List the lines of this listing that hold the word "image".

___ INFORMATION SHOWN

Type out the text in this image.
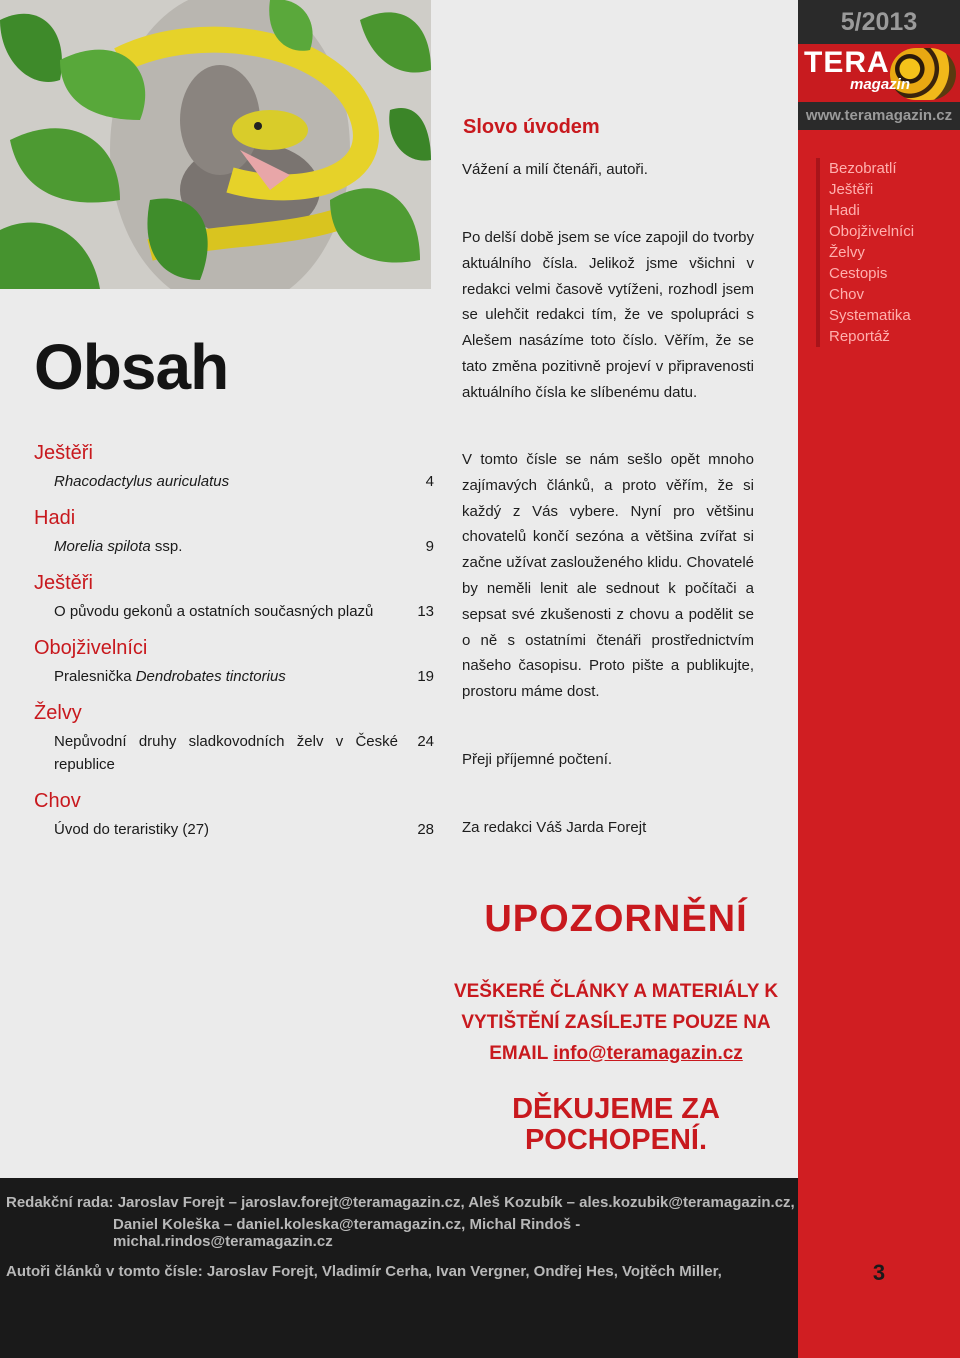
Obsah
Slovo úvodem

Vážení a milí čtenáři, autoři.

Po delší době jsem se více zapojil do tvorby aktuálního čísla. Jelikož jsme všichni v redakci velmi časově vytíženi, rozhodl jsem se ulehčit redakci tím, že ve spolupráci s Alešem nasázíme toto číslo. Věřím, že se tato změna pozitivně projeví v připravenosti aktuálního čísla ke slíbenému datu.

V tomto čísle se nám sešlo opět mnoho zajímavých článků, a proto věřím, že si každý z Vás vybere. Nyní pro většinu chovatelů končí sezóna a většina zvířat si začne užívat zaslouženého klidu. Chovatelé by neměli lenit ale sednout k počítači a sepsat své zkušenosti z chovu a podělit se o ně s ostatními čtenáři prostřednictvím našeho časopisu. Proto pište a publikujte, prostoru máme dost.

Přeji příjemné počtení.

Za redakci Váš Jarda Forejt

Ještěři
Rhacodactylus auriculatus	4
Hadi
Morelia spilota ssp.	9
Ještěři
O původu gekonů a ostatních současných plazů	13
Obojživelníci
Pralesnička Dendrobates tinctorius	19
Želvy
Nepůvodní druhy sladkovodních želv v České republice
24
Chov
Úvod do teraristiky (27)	28
UPOZORNĚNÍ
VEŠKERÉ ČLÁNKY A MATERIÁLY K
VYTIŠTĚNÍ ZASÍLEJTE POUZE NA
EMAIL info@teramagazin.cz
DĚKUJEME ZA
POCHOPENÍ.

Redakční rada: Jaroslav Forejt – jaroslav.forejt@teramagazin.cz, Aleš Kozubík – ales.kozubik@teramagazin.cz,

Daniel Koleška – daniel.koleska@teramagazin.cz, Michal Rindoš - michal.rindos@teramagazin.cz

Autoři článků v tomto čísle: Jaroslav Forejt, Vladimír Cerha, Ivan Vergner, Ondřej Hes, Vojtěch Miller,

5/2013
TERA
magazin
www.teramagazin.cz
Bezobratlí
Ještěři
Hadi
Obojživelníci
Želvy
Cestopis
Chov
Systematika
Reportáž
3
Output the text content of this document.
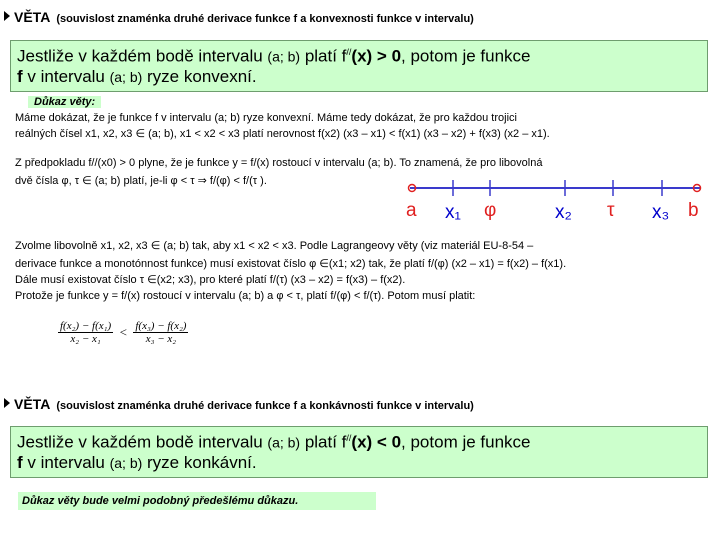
VĚTA (souvislost znaménka druhé derivace funkce f a konvexnosti funkce v intervalu)
Jestliže v každém bodě intervalu (a; b) platí f//(x) > 0, potom je funkce
f v intervalu (a; b) ryze konvexní.
Důkaz věty:
Máme dokázat, že je funkce f v intervalu (a; b) ryze konvexní. Máme tedy dokázat, že pro každou trojici
reálných čísel x1, x2, x3 ∈ (a; b), x1 < x2 < x3 platí nerovnost f(x2) (x3 – x1) < f(x1) (x3 – x2) + f(x3) (x2 – x1).
Z předpokladu f//(x0) > 0 plyne, že je funkce y = f/(x) rostoucí v intervalu (a; b). To znamená, že pro libovolná
dvě čísla φ, τ ∈ (a; b) platí, je-li φ < τ ⇒ f/(φ) < f/(τ ).
a x₁ φ	x₂ τ x₃ b
Zvolme libovolně x1, x2, x3 ∈ (a; b) tak, aby x1 < x2 < x3. Podle Lagrangeovy věty (viz materiál EU-8-54 –
derivace funkce a monotónnost funkce) musí existovat číslo φ ∈(x1; x2) tak, že platí f/(φ) (x2 – x1) = f(x2) – f(x1).
Dále musí existovat číslo τ ∈(x2; x3), pro které platí f/(τ) (x3 – x2) = f(x3) – f(x2).
Protože je funkce y = f/(x) rostoucí v intervalu (a; b) a φ < τ, platí f/(φ) < f/(τ). Potom musí platit:
$\frac{\text{f(x₂) − f(x₁)}}{\text{x₂ − x₁}} < \frac{\text{f(x₃) − f(x₂)}}{\text{x₃ − x₂}}$
VĚTA (souvislost znaménka druhé derivace funkce f a konkávnosti funkce v intervalu)
Jestliže v každém bodě intervalu (a; b) platí f//(x) < 0, potom je funkce
f v intervalu (a; b) ryze konkávní.
Důkaz věty bude velmi podobný předešlému důkazu.
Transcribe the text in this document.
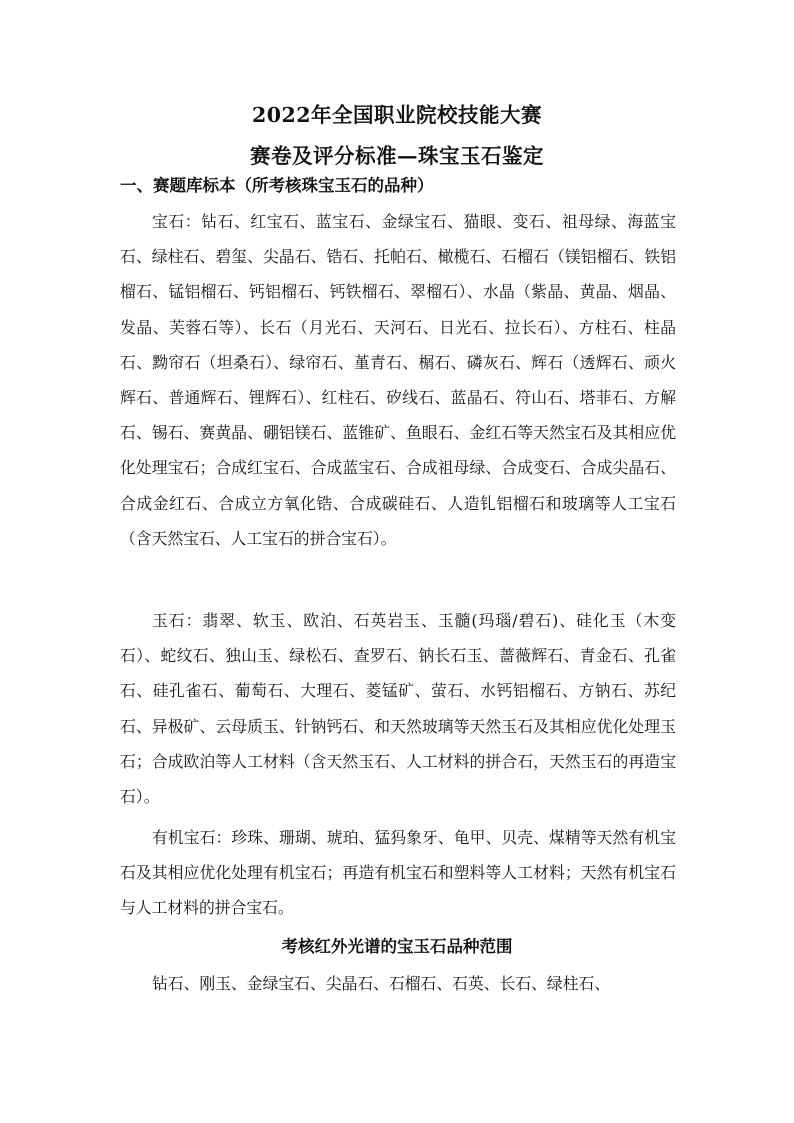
2022年全国职业院校技能大赛
赛卷及评分标准—珠宝玉石鉴定
一、赛题库标本（所考核珠宝玉石的品种）

宝石：钻石、红宝石、蓝宝石、金绿宝石、猫眼、变石、祖母绿、海蓝宝石、绿柱石、碧玺、尖晶石、锆石、托帕石、橄榄石、石榴石（镁铝榴石、铁铝榴石、锰铝榴石、钙铝榴石、钙铁榴石、翠榴石）、水晶（紫晶、黄晶、烟晶、发晶、芙蓉石等）、长石（月光石、天河石、日光石、拉长石）、方柱石、柱晶石、黝帘石（坦桑石）、绿帘石、堇青石、榍石、磷灰石、辉石（透辉石、顽火辉石、普通辉石、锂辉石）、红柱石、矽线石、蓝晶石、符山石、塔菲石、方解石、锡石、赛黄晶、硼铝镁石、蓝锥矿、鱼眼石、金红石等天然宝石及其相应优化处理宝石；合成红宝石、合成蓝宝石、合成祖母绿、合成变石、合成尖晶石、合成金红石、合成立方氧化锆、合成碳硅石、人造钆铝榴石和玻璃等人工宝石（含天然宝石、人工宝石的拼合宝石）。

玉石：翡翠、软玉、欧泊、石英岩玉、玉髓(玛瑙/碧石)、硅化玉（木变石）、蛇纹石、独山玉、绿松石、查罗石、钠长石玉、蔷薇辉石、青金石、孔雀石、硅孔雀石、葡萄石、大理石、菱锰矿、萤石、水钙铝榴石、方钠石、苏纪石、异极矿、云母质玉、针钠钙石、和天然玻璃等天然玉石及其相应优化处理玉石；合成欧泊等人工材料（含天然玉石、人工材料的拼合石，天然玉石的再造宝石）。

有机宝石：珍珠、珊瑚、琥珀、猛犸象牙、龟甲、贝壳、煤精等天然有机宝石及其相应优化处理有机宝石；再造有机宝石和塑料等人工材料；天然有机宝石与人工材料的拼合宝石。

考核红外光谱的宝玉石品种范围

钻石、刚玉、金绿宝石、尖晶石、石榴石、石英、长石、绿柱石、
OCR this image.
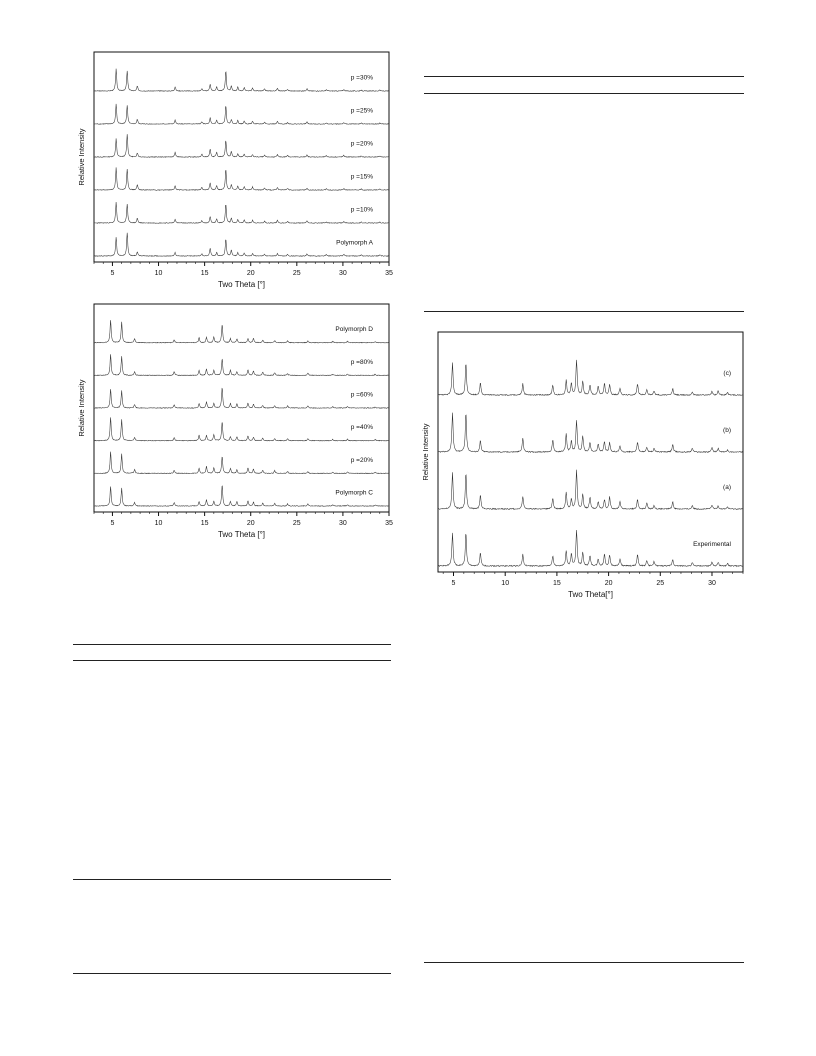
5	10	15	20	25	30	35
Two Theta [°]
Relative Intensity
p =30%
p =25%
p =20%
p =15%
p =10%
Polymorph A
5	10	15	20	25	30	35
Two Theta [°]
Relative Intensity
Polymorph D
p =80%
p =60%
p =40%
p =20%
Polymorph C
5	10	15	20	25	30
Two Theta[°]
Relative Intensity
(c)
(b)
(a)
Experimental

______

• _RESULT OF THE TASK_
Type out the text in this image.
OCR this image.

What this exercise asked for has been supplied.